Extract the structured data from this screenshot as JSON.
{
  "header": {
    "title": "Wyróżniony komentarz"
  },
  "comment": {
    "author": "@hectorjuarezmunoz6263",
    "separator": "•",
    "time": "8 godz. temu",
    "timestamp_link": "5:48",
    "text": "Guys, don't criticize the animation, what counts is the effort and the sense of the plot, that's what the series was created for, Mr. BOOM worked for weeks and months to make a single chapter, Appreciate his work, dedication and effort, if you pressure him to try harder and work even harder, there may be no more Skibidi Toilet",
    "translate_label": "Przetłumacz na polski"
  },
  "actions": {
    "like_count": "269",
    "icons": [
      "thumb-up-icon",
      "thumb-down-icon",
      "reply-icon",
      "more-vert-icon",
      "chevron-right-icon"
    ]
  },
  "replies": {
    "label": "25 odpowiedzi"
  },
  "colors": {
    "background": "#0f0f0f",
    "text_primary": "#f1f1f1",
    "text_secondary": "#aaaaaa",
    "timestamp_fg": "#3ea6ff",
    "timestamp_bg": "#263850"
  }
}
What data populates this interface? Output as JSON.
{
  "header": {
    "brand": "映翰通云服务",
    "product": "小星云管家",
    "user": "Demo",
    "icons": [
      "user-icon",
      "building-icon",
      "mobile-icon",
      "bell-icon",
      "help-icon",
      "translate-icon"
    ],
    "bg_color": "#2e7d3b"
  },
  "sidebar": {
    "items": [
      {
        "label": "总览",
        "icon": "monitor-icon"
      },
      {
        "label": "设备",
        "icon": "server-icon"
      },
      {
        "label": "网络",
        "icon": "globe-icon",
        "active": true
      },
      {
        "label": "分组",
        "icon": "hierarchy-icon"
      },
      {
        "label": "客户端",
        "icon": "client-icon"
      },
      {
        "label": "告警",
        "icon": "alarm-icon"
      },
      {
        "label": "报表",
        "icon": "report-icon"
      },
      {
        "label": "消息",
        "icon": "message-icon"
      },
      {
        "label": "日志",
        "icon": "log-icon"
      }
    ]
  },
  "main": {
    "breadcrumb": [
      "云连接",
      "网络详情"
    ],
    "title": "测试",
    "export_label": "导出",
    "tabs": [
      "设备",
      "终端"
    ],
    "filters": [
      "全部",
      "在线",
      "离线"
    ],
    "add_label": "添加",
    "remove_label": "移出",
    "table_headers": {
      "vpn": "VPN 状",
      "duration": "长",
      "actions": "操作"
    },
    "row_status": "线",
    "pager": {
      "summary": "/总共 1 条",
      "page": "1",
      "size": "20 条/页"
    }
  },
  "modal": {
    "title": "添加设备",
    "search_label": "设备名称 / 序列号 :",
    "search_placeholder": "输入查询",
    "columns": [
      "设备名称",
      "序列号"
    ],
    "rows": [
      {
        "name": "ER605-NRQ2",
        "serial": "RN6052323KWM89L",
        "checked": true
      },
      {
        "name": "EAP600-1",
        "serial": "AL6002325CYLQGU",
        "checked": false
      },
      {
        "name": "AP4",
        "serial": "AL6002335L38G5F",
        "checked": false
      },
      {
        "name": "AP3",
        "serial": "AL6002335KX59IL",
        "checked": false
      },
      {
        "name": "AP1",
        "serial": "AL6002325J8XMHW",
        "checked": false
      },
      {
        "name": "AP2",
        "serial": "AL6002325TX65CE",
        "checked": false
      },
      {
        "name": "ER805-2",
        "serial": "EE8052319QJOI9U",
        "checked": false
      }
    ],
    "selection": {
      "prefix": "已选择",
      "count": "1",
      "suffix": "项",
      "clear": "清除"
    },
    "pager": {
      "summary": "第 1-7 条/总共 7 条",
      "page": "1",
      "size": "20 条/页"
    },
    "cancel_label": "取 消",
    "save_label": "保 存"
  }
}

--------------------

Short problem:
Pull every line containing the word "this" out of the material.

Result below:
Extract the structured data from this screenshot as JSON.
What data populates this interface? Output as JSON.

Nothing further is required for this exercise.